Copy out every line in the entries below that includes "icon".

◇ ◇ ◇ ◇ ◇ ◇ ◇

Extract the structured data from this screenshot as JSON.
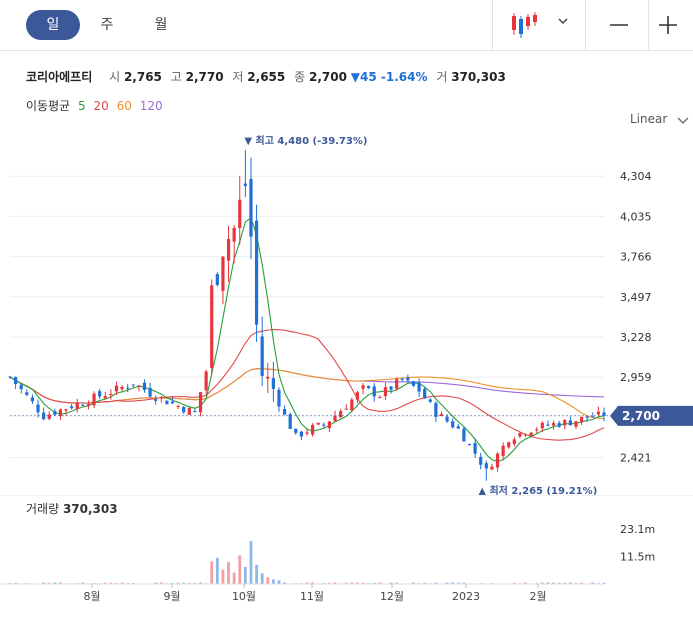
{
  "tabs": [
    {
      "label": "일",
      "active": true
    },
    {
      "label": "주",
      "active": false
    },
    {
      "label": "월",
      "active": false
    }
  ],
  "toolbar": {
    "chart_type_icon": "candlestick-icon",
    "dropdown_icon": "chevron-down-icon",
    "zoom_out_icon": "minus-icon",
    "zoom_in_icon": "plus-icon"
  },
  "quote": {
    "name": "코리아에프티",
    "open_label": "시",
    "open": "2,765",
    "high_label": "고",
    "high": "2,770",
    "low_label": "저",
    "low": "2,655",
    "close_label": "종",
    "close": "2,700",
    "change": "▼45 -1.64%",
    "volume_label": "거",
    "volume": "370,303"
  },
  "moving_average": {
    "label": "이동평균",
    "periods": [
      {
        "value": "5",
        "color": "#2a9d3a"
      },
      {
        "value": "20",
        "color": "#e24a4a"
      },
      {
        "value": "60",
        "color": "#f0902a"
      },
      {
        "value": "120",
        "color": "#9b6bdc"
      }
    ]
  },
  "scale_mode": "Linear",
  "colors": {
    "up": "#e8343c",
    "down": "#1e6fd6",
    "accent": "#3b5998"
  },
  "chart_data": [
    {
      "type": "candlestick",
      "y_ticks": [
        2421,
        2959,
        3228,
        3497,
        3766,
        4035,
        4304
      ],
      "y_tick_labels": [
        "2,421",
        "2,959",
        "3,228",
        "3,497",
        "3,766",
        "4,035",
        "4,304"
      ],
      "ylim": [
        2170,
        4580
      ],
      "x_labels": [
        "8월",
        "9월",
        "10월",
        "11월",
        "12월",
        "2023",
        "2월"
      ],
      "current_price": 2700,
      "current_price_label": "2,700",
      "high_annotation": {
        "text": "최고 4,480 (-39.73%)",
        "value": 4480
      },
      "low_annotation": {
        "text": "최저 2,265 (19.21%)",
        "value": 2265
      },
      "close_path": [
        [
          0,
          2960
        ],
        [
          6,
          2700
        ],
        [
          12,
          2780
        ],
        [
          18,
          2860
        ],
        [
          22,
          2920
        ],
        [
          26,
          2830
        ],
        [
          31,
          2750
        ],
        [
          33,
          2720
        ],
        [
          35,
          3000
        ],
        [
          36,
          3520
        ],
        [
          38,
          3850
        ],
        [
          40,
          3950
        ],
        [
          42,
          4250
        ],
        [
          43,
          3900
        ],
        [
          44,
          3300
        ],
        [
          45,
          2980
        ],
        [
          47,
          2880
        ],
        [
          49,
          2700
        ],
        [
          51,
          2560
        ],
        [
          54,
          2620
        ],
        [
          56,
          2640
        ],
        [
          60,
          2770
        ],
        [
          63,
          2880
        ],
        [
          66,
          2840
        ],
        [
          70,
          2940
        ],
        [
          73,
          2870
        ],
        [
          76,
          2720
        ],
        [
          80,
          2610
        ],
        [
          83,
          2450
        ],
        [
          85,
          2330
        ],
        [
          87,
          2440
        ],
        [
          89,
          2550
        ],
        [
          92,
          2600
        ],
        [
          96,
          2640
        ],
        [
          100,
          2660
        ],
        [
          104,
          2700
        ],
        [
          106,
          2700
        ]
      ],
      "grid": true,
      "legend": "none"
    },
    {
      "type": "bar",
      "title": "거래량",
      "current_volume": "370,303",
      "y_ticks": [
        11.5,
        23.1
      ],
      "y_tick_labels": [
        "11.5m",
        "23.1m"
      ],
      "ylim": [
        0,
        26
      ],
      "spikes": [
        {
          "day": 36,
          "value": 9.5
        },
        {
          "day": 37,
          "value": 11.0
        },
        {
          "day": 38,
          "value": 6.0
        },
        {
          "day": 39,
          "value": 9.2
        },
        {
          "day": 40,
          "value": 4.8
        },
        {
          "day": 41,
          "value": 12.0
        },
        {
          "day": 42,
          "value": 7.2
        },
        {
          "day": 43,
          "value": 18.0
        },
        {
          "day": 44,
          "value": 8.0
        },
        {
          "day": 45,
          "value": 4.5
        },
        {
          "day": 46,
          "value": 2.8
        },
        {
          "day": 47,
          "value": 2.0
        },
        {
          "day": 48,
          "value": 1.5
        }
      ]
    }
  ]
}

◇ ◇ ◇ ◇ ◇ ◇ ◇

▶ _SOLUTION BELOW_
    "chart_type_icon": "candlestick-icon",
    "dropdown_icon": "chevron-down-icon",
    "zoom_out_icon": "minus-icon",
    "zoom_in_icon": "plus-icon"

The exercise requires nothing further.